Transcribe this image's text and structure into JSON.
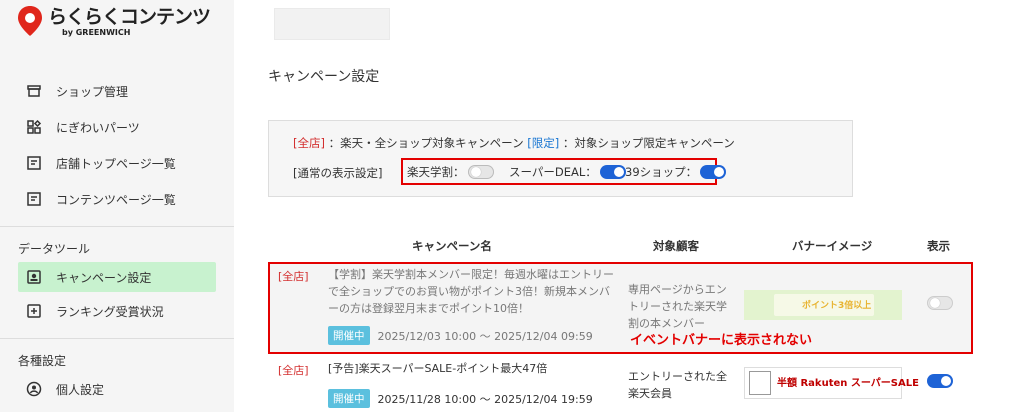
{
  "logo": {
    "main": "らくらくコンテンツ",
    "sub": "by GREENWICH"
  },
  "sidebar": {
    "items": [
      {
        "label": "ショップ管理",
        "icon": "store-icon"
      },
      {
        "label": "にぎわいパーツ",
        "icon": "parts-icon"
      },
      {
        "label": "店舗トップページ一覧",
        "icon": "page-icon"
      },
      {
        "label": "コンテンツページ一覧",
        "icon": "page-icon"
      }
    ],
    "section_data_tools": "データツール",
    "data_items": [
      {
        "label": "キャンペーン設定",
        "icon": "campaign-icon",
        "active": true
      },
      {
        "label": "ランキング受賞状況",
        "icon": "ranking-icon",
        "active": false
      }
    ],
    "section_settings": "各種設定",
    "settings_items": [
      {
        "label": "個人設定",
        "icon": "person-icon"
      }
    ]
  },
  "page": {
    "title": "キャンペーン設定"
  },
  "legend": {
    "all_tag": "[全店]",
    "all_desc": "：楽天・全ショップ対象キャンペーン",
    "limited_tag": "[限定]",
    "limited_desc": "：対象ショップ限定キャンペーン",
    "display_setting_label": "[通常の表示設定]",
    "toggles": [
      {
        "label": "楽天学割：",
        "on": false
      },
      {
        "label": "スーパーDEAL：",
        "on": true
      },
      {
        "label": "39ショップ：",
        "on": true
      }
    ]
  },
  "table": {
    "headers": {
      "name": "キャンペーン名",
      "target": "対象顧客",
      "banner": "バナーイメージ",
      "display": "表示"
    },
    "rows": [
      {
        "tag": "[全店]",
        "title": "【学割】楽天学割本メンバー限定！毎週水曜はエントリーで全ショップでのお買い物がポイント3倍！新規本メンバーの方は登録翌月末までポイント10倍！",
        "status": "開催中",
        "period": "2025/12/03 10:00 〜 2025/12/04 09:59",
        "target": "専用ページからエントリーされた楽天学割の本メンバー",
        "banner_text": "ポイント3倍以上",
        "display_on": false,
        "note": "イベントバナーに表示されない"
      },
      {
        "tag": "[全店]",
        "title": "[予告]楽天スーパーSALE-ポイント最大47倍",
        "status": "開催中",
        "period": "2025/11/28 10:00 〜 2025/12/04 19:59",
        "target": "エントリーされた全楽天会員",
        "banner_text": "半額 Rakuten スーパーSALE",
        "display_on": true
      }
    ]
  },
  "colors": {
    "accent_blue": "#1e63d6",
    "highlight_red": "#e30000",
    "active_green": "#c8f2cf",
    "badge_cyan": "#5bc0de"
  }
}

--

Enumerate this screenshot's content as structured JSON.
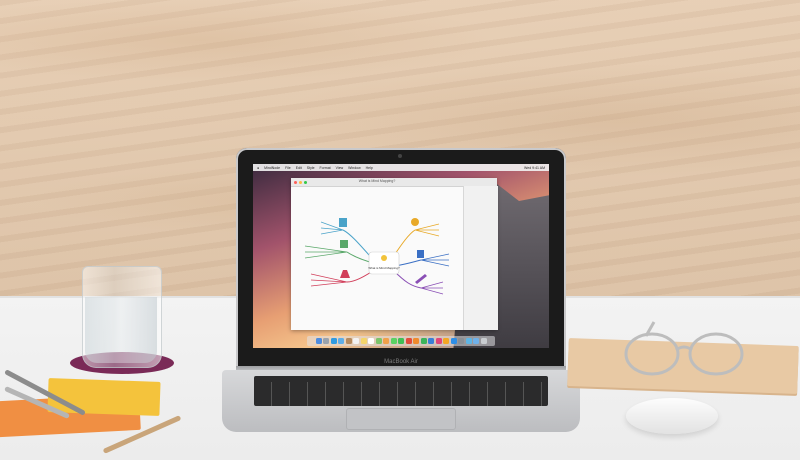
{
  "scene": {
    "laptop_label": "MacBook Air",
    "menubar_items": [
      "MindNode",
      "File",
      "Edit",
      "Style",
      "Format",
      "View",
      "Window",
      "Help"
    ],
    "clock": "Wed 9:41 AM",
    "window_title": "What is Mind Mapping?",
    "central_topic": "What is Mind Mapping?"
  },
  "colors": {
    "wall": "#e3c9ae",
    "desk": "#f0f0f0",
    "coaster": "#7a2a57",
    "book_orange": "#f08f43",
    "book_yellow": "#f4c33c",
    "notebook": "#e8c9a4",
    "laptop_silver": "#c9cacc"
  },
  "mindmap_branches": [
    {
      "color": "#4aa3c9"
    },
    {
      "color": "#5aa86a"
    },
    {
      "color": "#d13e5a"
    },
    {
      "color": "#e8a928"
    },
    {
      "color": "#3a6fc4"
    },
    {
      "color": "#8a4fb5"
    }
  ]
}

■ TO DO:
Show each line in the entries that holds the string "period".

■ OUTPUT OF THE TASK:
        "period": "2025/12/03 10:00 〜 2025/12/04 09:59",
        "period": "2025/11/28 10:00 〜 2025/12/04 19:59",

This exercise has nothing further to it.